→ **What to work on**
Gather all lines with "operator" from the records.

→ **Supplied material**

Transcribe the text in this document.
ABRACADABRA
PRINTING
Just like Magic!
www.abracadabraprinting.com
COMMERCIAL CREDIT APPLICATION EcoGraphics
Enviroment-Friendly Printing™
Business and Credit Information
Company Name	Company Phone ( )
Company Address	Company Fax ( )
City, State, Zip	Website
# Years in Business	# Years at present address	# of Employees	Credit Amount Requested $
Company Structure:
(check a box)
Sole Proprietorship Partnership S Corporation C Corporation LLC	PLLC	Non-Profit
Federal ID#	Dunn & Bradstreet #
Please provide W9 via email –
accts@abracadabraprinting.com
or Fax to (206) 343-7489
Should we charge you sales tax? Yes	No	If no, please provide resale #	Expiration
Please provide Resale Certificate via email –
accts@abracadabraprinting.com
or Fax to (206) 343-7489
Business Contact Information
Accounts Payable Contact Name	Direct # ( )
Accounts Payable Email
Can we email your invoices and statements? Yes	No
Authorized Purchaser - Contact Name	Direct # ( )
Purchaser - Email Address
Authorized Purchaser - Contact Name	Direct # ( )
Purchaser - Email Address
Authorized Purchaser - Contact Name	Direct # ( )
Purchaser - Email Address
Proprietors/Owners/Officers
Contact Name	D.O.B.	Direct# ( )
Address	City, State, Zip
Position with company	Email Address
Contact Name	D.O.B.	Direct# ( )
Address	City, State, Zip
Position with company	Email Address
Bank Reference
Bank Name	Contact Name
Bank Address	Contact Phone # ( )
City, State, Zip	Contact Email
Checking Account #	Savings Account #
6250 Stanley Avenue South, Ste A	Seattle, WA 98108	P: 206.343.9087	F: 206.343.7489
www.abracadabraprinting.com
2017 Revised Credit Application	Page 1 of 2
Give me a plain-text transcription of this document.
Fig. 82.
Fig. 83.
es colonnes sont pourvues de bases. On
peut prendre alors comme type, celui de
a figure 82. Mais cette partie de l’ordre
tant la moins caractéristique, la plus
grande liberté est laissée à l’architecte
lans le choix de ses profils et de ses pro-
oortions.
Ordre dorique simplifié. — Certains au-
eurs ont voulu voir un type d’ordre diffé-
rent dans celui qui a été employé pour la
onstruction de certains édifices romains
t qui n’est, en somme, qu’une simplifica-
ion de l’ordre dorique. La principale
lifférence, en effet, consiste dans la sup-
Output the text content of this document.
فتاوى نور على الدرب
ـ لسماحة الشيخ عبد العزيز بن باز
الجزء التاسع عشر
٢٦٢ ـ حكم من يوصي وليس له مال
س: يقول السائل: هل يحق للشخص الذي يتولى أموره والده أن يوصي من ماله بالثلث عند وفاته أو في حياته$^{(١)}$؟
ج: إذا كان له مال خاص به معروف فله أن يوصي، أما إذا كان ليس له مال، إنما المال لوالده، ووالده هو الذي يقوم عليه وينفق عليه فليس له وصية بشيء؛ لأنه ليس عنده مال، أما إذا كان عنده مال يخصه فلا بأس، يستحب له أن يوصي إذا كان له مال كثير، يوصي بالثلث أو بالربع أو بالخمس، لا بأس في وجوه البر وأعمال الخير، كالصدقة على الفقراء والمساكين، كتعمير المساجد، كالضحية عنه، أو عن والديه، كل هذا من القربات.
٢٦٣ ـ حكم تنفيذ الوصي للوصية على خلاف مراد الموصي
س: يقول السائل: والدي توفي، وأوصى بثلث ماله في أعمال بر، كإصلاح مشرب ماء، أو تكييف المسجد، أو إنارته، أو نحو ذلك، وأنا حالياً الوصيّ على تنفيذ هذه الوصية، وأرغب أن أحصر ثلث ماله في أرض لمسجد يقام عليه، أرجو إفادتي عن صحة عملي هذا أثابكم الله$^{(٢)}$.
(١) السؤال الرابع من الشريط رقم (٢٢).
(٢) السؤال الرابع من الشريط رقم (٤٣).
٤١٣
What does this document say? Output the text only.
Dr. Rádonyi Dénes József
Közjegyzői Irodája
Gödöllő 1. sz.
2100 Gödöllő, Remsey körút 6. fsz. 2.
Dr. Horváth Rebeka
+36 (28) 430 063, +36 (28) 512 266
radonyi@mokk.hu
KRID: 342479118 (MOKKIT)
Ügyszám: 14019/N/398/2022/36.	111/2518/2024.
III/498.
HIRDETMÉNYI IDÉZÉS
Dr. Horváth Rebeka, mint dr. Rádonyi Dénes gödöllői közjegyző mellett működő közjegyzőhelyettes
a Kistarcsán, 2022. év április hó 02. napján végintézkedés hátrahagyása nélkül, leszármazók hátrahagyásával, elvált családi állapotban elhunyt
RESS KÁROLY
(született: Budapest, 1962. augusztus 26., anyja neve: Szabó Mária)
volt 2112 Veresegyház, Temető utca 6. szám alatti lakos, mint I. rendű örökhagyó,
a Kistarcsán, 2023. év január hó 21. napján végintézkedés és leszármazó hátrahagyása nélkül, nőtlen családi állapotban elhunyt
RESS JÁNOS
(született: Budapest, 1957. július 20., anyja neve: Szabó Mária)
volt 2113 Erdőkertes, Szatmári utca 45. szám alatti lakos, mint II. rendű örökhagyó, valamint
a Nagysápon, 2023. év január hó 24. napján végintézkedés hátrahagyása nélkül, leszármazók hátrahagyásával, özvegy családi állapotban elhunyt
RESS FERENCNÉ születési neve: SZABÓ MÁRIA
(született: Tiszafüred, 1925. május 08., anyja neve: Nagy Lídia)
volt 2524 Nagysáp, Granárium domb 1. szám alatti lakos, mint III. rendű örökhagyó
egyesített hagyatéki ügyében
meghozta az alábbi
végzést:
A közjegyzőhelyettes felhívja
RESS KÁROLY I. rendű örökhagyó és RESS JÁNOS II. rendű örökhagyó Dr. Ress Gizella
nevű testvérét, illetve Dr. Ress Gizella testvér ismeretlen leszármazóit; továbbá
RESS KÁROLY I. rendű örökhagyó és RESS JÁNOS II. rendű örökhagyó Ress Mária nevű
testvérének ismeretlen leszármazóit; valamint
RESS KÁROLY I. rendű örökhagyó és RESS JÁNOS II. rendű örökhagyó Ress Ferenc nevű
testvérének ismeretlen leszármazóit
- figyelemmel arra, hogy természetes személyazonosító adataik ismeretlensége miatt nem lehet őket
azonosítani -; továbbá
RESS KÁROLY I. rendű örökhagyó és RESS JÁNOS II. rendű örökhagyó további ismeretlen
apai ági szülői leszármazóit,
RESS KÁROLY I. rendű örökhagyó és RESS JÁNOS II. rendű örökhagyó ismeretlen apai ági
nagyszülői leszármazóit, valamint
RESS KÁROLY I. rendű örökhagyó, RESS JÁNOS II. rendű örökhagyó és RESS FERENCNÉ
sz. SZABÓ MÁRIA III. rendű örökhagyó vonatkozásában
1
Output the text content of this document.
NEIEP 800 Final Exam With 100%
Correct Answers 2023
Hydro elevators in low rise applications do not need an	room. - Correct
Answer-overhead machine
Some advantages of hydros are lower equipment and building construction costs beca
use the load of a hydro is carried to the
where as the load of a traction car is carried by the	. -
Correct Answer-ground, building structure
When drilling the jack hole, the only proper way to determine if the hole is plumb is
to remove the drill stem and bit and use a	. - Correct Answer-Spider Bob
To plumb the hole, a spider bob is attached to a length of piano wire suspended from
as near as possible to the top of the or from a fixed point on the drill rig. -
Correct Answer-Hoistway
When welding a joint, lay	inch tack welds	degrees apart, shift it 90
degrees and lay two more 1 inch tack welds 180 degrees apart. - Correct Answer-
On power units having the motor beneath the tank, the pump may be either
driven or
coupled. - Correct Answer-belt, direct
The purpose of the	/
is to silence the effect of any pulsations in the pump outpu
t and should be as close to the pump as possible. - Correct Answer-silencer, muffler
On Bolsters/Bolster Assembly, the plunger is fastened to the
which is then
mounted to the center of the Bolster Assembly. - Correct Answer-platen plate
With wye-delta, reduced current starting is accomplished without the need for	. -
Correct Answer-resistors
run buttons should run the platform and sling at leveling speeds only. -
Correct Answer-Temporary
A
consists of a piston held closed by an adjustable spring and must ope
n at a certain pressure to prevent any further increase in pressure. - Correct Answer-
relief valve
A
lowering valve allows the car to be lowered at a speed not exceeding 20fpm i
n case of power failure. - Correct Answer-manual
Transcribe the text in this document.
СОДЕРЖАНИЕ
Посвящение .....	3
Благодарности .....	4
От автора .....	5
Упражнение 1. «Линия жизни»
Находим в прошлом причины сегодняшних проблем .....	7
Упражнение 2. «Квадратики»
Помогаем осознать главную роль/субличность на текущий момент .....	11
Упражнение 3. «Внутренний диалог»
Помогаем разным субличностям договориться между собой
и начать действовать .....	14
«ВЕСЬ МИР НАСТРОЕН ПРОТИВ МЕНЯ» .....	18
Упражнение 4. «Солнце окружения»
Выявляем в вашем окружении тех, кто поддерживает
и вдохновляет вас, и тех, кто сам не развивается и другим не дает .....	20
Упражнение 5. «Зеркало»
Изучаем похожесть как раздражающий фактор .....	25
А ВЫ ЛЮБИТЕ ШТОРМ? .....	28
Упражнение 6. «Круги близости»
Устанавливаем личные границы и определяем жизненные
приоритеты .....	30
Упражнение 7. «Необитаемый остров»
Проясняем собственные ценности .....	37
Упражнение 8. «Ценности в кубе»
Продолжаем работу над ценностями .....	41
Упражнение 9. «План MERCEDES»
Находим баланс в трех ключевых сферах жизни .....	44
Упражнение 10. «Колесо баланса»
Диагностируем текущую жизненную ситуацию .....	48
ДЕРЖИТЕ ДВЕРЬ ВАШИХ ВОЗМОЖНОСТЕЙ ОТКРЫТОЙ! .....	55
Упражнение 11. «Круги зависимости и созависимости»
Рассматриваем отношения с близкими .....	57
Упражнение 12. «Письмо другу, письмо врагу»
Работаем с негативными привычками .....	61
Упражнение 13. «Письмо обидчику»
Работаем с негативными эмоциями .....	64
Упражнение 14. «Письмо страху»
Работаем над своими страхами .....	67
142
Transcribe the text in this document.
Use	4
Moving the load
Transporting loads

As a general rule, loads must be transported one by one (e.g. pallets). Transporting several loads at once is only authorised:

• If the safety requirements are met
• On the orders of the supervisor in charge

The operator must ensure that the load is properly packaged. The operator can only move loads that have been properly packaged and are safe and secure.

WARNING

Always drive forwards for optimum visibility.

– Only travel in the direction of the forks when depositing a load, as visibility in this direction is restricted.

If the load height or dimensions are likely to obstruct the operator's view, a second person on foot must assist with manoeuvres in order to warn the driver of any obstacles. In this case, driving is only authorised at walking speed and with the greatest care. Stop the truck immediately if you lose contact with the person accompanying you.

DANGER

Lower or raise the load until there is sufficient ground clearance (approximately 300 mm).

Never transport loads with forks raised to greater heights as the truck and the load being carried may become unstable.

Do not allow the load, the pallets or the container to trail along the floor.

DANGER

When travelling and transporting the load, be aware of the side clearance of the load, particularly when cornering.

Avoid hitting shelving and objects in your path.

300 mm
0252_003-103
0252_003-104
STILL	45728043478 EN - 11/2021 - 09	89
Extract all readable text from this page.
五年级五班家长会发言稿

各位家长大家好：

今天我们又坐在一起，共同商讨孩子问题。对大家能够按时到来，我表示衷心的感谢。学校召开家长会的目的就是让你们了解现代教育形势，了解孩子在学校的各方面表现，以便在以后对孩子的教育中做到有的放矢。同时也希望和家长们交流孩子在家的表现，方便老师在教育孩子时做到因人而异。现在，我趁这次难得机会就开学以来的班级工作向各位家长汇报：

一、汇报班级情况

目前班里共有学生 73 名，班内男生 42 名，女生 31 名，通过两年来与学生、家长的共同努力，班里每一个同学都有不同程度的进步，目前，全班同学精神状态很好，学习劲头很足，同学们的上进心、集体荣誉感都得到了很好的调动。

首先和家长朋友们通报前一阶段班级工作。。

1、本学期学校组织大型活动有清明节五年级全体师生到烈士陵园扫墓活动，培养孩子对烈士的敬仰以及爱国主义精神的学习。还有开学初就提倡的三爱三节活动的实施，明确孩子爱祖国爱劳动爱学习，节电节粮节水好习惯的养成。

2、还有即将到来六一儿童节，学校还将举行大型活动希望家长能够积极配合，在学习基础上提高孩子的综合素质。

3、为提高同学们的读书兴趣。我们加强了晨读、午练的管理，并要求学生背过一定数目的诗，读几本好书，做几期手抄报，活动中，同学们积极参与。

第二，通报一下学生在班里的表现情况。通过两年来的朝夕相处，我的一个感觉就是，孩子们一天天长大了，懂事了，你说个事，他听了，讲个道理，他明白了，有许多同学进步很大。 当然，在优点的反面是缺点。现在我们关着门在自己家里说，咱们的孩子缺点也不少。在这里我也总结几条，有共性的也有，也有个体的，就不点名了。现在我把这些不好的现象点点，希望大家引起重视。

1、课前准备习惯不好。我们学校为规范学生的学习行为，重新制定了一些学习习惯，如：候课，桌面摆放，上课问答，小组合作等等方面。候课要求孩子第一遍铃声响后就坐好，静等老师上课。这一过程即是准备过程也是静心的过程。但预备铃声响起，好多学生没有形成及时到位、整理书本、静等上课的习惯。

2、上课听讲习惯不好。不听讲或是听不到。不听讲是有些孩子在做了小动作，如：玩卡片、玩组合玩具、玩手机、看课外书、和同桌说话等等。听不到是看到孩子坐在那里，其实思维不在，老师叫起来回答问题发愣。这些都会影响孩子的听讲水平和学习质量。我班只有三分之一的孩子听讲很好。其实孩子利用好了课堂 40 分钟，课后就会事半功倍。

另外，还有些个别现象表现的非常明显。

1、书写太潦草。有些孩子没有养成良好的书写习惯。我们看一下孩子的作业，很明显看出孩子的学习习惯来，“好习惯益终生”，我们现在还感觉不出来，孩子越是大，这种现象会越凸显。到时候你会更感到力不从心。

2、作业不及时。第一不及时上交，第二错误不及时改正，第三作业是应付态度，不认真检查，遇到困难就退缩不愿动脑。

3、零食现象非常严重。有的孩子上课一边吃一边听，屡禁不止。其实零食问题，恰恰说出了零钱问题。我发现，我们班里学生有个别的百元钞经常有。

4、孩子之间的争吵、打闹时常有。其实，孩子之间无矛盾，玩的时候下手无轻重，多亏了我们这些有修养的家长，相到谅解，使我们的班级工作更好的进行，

→ **Problem solution**
The operator must ensure that the load is properly packaged. The operator can only move loads that have been properly packaged and are safe and secure.
If the load height or dimensions are likely to obstruct the operator's view, a second person on foot must assist with manoeuvres in order to warn the driver of any obstacles. In this case, driving is only authorised at walking speed and with the greatest care. Stop the truck immediately if you lose contact with the person accompanying you.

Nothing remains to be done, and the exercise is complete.